→ DIRECTION:
Please reproduce the material below word for word, from its first line through the line that contains "point-R1-22-marker <box>431 203 439 211</box>".
▼▼▼
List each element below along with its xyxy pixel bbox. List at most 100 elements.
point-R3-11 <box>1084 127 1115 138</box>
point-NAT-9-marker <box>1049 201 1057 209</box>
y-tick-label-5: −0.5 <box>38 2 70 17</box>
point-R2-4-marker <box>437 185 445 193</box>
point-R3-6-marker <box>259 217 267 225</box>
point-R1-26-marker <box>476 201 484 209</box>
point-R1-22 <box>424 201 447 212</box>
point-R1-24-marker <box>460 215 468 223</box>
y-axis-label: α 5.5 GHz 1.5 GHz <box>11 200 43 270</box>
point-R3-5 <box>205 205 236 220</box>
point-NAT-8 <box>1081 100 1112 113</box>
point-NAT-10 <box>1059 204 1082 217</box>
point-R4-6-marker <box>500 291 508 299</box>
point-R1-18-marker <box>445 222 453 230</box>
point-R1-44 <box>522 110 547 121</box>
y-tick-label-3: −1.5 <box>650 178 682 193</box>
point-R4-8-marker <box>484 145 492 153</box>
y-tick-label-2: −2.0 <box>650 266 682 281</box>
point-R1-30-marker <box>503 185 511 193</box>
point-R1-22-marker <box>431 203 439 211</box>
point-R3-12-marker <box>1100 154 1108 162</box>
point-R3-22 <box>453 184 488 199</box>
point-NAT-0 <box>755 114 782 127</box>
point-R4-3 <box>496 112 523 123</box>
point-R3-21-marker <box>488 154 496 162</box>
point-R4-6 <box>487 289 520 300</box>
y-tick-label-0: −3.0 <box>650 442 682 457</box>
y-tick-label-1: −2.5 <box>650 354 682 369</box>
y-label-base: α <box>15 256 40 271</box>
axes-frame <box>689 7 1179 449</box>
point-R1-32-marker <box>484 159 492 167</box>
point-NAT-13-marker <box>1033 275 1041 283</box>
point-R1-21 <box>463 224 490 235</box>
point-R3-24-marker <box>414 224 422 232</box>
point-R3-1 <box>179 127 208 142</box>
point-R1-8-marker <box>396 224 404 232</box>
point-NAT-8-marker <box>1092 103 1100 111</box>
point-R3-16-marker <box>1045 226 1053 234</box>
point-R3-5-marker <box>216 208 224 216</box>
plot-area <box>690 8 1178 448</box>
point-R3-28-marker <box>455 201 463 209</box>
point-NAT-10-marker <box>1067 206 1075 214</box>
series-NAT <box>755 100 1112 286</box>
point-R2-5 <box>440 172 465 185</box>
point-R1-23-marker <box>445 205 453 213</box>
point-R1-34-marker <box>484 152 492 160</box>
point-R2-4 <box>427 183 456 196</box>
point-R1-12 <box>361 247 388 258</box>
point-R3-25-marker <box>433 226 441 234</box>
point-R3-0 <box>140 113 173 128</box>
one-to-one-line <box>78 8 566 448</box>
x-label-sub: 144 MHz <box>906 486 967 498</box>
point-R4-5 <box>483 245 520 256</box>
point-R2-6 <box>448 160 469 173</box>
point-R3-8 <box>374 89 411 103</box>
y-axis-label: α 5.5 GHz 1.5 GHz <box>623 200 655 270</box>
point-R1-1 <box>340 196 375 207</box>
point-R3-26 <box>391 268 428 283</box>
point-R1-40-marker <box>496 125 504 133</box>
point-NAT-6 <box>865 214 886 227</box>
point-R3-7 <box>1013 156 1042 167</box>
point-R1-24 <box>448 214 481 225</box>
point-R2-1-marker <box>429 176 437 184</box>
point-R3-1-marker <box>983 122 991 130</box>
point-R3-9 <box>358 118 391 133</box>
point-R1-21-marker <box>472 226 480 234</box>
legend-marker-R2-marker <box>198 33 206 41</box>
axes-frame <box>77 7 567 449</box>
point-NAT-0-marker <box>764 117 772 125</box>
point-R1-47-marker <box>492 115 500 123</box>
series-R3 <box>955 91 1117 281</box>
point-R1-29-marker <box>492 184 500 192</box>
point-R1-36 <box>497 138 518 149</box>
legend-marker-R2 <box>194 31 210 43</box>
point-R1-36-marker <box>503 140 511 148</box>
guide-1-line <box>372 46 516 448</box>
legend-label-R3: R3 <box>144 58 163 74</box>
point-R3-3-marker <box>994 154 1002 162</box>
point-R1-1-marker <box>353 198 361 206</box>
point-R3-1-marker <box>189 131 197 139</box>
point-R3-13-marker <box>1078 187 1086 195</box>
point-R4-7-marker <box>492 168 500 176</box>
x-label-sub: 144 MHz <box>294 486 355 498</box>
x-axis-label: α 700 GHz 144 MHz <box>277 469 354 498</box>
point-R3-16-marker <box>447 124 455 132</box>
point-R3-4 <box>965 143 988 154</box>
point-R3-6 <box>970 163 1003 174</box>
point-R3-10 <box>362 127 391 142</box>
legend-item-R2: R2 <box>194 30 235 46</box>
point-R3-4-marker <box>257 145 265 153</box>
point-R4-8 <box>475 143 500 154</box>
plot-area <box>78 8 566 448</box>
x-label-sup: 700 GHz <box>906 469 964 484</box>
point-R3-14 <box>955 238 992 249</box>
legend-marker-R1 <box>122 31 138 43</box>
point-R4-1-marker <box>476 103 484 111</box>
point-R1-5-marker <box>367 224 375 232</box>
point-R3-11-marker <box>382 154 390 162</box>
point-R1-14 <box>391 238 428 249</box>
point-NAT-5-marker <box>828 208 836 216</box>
▲▲▲
→ SOLUTION:
List each element below along with its xyxy pixel bbox. List at most 100 elements.
point-R3-11 <box>1084 127 1115 138</box>
point-NAT-9-marker <box>1049 201 1057 209</box>
y-tick-label-5: −0.5 <box>38 2 70 17</box>
point-R2-4-marker <box>437 185 445 193</box>
point-R3-6-marker <box>259 217 267 225</box>
point-R1-26-marker <box>476 201 484 209</box>
point-R1-22 <box>424 201 447 212</box>
point-R1-24-marker <box>460 215 468 223</box>
y-axis-label: α 5.5 GHz 1.5 GHz <box>11 200 43 270</box>
point-R3-5 <box>205 205 236 220</box>
point-NAT-8 <box>1081 100 1112 113</box>
point-NAT-10 <box>1059 204 1082 217</box>
point-R4-6-marker <box>500 291 508 299</box>
point-R1-18-marker <box>445 222 453 230</box>
point-R1-44 <box>522 110 547 121</box>
y-tick-label-3: −1.5 <box>650 178 682 193</box>
point-R4-8-marker <box>484 145 492 153</box>
y-tick-label-2: −2.0 <box>650 266 682 281</box>
point-R1-30-marker <box>503 185 511 193</box>
point-R1-22-marker <box>431 203 439 211</box>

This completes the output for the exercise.